• Source text:

## Swift Algorithm Club: Swift Binary Search Tree Data Structure

The Swift Algorithm Club is an open source project on implementing data structures and algorithms in Swift.

Every month, Chris Pilcher and I feature a cool data structure or algorithm from the club in a tutorial on this site. If you want to learn more about algorithms and data structures, follow along with us!

In this tutorial, you’ll learn how about binary trees and binary search trees. The binary tree implementation was first implemented by Matthijs Hollemans, and the binary search tree was first implemented by Nico Ameghino.

*Note:*New to the Swift Algorithm Club? Check out our getting started post first.

## Getting Started

The *Binary Tree* is one of the most prevalent data structures in computer science. More advanced trees like the Red Black Tree and the AVL Tree evolved from the binary tree.

Binary trees themselves evolved from the general purpose tree. If you don’t know what that is, check out last month’s tutorial on Swift Tree Data Structure.

Let’s see how this works.

## Binary Tree Data Structure

A binary tree is a tree where each node has 0, 1, or 2 children. The important bit is that 2 is the max – that’s why it’s binary.

• Material provided:
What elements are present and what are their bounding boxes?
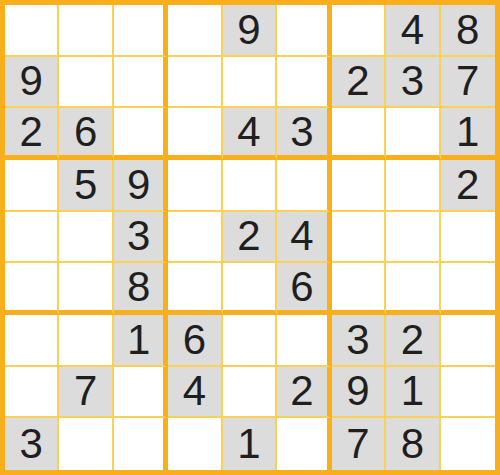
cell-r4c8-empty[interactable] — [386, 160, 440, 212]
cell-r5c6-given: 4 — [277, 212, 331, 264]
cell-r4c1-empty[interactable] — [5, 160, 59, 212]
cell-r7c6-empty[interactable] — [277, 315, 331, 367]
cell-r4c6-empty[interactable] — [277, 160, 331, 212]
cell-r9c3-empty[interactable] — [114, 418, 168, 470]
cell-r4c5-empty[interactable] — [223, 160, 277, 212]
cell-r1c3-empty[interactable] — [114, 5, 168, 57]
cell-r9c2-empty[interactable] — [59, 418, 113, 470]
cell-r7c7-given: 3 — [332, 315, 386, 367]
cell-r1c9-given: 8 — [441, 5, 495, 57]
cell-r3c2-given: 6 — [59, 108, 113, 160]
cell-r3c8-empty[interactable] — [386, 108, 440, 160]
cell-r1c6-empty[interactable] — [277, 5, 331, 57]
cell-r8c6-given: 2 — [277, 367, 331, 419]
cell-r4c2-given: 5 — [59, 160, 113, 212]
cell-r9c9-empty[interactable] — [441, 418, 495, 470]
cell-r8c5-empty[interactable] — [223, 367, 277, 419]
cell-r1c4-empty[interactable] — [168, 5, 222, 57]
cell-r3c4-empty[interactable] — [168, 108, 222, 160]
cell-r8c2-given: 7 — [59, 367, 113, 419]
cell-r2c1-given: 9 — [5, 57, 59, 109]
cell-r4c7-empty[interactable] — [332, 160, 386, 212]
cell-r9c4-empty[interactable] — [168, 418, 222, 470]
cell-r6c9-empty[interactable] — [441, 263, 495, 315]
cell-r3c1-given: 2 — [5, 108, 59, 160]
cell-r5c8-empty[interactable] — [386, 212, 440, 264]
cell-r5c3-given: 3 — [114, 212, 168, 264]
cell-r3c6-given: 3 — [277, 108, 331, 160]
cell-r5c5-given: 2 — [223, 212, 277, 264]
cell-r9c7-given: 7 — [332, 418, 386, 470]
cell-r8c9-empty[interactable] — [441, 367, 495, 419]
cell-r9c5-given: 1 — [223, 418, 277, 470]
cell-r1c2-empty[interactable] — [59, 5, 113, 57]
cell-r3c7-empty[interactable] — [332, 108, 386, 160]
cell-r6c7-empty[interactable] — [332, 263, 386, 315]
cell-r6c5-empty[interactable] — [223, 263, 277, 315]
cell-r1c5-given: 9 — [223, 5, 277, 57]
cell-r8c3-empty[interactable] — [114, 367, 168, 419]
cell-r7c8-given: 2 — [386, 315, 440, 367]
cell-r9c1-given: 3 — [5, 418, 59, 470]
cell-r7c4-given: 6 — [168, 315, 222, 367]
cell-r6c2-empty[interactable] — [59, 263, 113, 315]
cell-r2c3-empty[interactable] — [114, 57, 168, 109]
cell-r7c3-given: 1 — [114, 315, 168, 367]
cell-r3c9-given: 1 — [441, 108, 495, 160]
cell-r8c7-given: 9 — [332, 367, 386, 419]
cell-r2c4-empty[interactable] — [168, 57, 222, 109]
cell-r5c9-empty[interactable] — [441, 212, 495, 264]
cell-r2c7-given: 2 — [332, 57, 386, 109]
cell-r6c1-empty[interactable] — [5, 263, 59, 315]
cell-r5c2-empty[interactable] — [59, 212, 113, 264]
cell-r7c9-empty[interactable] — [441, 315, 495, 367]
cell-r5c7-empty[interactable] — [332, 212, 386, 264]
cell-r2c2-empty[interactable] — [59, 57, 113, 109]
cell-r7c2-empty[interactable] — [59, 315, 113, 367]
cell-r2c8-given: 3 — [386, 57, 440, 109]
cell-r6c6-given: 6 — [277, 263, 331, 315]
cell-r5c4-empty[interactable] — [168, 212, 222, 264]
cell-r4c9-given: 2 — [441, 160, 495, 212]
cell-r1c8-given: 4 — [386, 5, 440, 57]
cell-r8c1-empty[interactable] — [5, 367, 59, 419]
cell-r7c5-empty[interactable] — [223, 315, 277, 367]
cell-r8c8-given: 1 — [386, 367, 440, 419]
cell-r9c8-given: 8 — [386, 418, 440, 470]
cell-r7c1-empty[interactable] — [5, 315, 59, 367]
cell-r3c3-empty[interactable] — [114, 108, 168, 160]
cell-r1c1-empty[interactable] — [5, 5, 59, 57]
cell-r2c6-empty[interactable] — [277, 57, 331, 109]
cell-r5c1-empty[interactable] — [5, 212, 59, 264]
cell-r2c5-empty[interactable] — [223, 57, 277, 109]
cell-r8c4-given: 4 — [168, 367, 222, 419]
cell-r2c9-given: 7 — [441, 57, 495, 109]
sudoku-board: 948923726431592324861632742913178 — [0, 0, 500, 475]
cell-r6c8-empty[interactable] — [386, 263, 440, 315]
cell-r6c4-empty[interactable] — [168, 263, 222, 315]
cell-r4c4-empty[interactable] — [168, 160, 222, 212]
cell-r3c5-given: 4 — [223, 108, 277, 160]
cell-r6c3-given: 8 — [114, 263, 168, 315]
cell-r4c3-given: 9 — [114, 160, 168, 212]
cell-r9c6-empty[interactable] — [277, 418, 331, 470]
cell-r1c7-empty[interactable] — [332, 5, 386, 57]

• Requests:
1. According to the binary tree tutorial, why is this kind of tree called binary? Answer in one to three sentences.
2. Reproduce the passage from the binary tree tutorial that runs from "## Getting Started" up to and including "the binary tree.".

• Results in order:
1. Each node in a binary tree can have 0, 1, or 2 children. Two is the maximum number of children, and that limit is why the tree is called binary.

2.
## Getting Started

The *Binary Tree* is one of the most prevalent data structures in computer science. More advanced trees like the Red Black Tree and the AVL Tree evolved from the binary tree.